• _Description of the task_
Where a line in the listing contains the string "العرب", copy that line out.

• _Given records_

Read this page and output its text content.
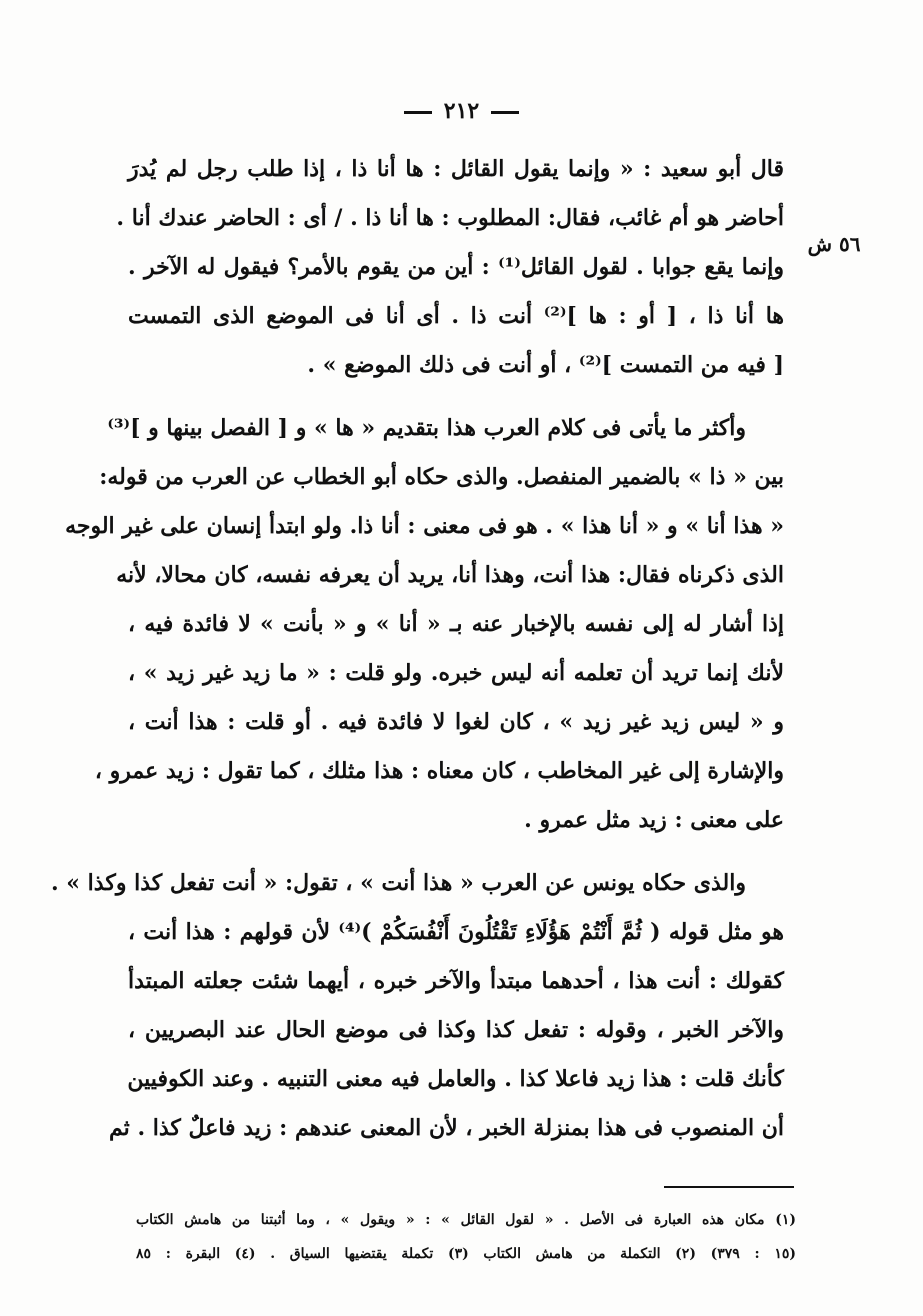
٢١٢
٥٦ ش
قال أبو سعيد : « وإنما يقول القائل : ها أنا ذا ، إذا طلب رجل لم يُدرَ
أحاضر هو أم غائب، فقال: المطلوب : ها أنا ذا . / أى : الحاضر عندك أنا .
وإنما يقع جوابا . لقول القائل⁽¹⁾ : أين من يقوم بالأمر؟ فيقول له الآخر .
ها أنا ذا ، [ أو : ها ]⁽²⁾ أنت ذا . أى أنا فى الموضع الذى التمست
[ فيه من التمست ]⁽²⁾ ، أو أنت فى ذلك الموضع » .
وأكثر ما يأتى فى كلام العرب هذا بتقديم « ها » و [ الفصل بينها و ]⁽³⁾
بين « ذا » بالضمير المنفصل. والذى حكاه أبو الخطاب عن العرب من قوله:
« هذا أنا » و « أنا هذا » . هو فى معنى : أنا ذا. ولو ابتدأ إنسان على غير الوجه
الذى ذكرناه فقال: هذا أنت، وهذا أنا، يريد أن يعرفه نفسه، كان محالا، لأنه
إذا أشار له إلى نفسه بالإخبار عنه بـ « أنا » و « بأنت » لا فائدة فيه ،
لأنك إنما تريد أن تعلمه أنه ليس خبره. ولو قلت : « ما زيد غير زيد » ،
و « ليس زيد غير زيد » ، كان لغوا لا فائدة فيه . أو قلت : هذا أنت ،
والإشارة إلى غير المخاطب ، كان معناه : هذا مثلك ، كما تقول : زيد عمرو ،
على معنى : زيد مثل عمرو .
والذى حكاه يونس عن العرب « هذا أنت » ، تقول: « أنت تفعل كذا وكذا » .
هو مثل قوله ( ثُمَّ أَنْتُمْ هَؤُلَاءِ تَقْتُلُونَ أَنْفُسَكُمْ )⁽⁴⁾ لأن قولهم : هذا أنت ،
كقولك : أنت هذا ، أحدهما مبتدأ والآخر خبره ، أيهما شئت جعلته المبتدأ
والآخر الخبر ، وقوله : تفعل كذا وكذا فى موضع الحال عند البصريين ،
كأنك قلت : هذا زيد فاعلا كذا . والعامل فيه معنى التنبيه . وعند الكوفيين
أن المنصوب فى هذا بمنزلة الخبر ، لأن المعنى عندهم : زيد فاعلٌ كذا . ثم
(١) مكان هذه العبارة فى الأصل . « لقول القائل » : « ويقول » ، وما أثبتنا من هامش الكتاب
(١٥ : ٣٧٩) (٢) التكملة من هامش الكتاب (٣) تكملة يقتضيها السياق . (٤) البقرة : ٨٥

• _Answer for the task_
وأكثر ما يأتى فى كلام العرب هذا بتقديم « ها » و [ الفصل بينها و ]⁽³⁾
بين « ذا » بالضمير المنفصل. والذى حكاه أبو الخطاب عن العرب من قوله:
والذى حكاه يونس عن العرب « هذا أنت » ، تقول: « أنت تفعل كذا وكذا » .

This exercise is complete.